Written instruction
Read the records below and copy each line that contains "Hélas".

Collected data entries
-- Start --

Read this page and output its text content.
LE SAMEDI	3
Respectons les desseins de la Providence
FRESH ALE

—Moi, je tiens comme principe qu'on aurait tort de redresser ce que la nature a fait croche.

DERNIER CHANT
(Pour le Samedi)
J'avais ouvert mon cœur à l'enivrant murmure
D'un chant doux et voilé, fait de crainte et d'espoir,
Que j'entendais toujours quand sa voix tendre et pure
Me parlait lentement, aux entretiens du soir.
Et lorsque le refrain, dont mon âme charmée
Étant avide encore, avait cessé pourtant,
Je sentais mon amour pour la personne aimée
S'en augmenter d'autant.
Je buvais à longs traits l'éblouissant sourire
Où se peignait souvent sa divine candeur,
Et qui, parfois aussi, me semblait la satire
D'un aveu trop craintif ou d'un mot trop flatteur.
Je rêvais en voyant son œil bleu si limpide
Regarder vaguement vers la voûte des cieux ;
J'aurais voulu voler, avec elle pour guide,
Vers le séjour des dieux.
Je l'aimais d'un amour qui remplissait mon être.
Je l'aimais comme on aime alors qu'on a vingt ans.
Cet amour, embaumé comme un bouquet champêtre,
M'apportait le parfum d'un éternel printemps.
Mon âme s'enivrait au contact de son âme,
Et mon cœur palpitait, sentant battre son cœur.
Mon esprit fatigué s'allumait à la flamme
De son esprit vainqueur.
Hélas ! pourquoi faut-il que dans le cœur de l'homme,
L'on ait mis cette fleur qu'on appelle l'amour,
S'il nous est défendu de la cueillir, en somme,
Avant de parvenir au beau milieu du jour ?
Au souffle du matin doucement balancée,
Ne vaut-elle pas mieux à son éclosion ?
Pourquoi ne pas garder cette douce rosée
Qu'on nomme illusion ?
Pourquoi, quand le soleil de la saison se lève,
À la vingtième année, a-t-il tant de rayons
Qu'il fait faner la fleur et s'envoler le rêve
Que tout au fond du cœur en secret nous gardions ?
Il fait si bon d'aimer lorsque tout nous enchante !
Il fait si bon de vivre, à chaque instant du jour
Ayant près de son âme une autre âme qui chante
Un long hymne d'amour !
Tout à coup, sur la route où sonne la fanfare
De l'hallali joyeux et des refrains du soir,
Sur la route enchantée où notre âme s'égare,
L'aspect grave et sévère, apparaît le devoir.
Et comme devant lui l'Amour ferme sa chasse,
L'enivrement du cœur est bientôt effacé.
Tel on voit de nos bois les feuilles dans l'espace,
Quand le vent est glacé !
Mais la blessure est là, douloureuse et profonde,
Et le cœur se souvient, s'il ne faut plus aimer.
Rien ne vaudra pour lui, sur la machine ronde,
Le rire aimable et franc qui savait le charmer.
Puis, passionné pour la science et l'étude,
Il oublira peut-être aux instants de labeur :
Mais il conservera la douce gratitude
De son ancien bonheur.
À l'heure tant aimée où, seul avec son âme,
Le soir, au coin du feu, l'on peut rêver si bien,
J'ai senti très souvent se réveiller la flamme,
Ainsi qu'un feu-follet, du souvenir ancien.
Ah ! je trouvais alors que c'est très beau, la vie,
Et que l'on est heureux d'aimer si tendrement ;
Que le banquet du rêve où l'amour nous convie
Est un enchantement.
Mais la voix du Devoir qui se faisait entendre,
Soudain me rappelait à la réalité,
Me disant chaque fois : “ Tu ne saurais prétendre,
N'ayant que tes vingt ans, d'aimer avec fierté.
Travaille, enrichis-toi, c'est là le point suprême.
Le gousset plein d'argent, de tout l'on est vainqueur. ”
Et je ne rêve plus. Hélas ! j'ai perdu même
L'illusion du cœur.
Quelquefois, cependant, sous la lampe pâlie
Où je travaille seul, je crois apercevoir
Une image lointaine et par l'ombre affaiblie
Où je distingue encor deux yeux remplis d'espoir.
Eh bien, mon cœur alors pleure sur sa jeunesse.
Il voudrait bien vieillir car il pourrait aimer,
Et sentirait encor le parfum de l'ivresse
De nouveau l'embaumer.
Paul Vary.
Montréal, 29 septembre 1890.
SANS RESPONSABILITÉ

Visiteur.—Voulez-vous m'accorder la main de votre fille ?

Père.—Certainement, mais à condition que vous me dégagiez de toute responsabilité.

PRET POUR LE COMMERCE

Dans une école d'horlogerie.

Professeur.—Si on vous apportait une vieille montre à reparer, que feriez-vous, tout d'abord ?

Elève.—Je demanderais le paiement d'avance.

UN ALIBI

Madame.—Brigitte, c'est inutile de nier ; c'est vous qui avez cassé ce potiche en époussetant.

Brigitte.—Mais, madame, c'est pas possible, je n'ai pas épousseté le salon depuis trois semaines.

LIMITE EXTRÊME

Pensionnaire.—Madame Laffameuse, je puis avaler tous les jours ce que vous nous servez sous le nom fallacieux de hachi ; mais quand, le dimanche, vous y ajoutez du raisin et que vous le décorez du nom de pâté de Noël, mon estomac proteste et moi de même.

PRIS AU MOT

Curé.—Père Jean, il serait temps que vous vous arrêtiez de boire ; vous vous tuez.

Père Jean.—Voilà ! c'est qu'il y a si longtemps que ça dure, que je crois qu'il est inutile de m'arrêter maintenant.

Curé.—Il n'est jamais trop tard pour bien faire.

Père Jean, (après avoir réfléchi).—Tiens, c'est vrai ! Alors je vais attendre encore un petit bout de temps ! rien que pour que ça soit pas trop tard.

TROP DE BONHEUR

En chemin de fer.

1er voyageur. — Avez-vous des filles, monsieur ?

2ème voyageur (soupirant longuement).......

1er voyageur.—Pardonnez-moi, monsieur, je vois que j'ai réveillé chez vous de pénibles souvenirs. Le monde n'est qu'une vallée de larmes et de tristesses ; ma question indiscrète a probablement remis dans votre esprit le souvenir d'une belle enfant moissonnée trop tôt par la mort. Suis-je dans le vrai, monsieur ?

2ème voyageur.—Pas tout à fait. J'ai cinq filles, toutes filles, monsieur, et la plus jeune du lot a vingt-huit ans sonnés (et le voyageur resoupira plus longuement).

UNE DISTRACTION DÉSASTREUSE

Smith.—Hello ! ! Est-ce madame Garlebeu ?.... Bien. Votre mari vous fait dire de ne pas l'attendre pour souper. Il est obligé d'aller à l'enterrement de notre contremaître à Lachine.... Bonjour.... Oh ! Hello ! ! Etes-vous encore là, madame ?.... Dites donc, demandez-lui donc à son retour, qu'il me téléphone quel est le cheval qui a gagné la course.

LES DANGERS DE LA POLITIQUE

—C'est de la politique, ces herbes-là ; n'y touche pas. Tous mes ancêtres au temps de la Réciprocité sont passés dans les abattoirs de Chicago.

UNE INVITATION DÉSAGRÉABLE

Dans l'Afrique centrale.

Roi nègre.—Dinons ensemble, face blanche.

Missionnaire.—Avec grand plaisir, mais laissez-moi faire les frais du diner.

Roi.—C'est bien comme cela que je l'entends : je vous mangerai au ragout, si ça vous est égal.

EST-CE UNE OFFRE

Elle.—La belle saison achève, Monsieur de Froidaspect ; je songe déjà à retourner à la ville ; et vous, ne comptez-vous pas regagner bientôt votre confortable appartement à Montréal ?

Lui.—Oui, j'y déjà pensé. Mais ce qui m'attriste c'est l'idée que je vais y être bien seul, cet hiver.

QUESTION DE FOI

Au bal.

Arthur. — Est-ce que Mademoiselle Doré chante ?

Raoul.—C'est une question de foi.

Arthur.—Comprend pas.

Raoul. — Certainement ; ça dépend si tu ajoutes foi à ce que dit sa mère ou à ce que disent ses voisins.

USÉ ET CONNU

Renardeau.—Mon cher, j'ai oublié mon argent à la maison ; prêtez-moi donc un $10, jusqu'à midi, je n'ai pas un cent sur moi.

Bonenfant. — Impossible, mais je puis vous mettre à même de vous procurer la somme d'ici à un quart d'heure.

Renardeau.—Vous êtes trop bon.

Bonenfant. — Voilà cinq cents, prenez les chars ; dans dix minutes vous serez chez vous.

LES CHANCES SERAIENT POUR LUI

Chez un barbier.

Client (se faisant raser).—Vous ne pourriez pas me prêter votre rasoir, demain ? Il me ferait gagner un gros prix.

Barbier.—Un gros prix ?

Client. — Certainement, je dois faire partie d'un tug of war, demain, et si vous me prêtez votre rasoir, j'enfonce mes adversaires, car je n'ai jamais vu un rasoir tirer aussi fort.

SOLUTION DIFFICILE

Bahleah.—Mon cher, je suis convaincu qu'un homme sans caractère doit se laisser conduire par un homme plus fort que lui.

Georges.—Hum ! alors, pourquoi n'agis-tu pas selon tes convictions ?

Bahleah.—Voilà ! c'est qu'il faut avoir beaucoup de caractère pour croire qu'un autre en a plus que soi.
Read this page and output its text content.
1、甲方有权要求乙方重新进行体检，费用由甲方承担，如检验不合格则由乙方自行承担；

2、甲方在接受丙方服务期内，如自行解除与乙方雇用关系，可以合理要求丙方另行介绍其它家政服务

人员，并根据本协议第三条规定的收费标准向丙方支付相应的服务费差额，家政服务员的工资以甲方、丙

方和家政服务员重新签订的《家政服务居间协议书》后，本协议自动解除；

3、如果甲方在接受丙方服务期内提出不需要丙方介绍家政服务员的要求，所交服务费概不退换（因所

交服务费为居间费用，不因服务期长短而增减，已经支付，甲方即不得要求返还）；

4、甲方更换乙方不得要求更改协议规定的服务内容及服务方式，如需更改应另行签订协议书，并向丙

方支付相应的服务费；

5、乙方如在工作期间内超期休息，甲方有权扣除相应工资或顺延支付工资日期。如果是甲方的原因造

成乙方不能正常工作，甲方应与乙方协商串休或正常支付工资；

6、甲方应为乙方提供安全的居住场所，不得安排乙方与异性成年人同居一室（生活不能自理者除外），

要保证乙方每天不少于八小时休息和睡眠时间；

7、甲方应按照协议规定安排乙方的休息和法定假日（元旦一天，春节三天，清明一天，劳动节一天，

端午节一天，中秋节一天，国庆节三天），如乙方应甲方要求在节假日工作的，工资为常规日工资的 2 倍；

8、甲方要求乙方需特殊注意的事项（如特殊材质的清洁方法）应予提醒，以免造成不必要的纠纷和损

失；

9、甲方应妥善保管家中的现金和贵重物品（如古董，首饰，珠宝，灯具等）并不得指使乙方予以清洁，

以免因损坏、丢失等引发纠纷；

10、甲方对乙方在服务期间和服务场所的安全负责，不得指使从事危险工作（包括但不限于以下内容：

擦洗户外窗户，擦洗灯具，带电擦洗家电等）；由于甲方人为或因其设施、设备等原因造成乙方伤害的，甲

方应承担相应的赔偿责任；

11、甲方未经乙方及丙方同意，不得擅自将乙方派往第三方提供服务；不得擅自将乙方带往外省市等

-- End --

Full solution
Hélas ! pourquoi faut-il que dans le cœur de l'homme,
Et je ne rêve plus. Hélas ! j'ai perdu même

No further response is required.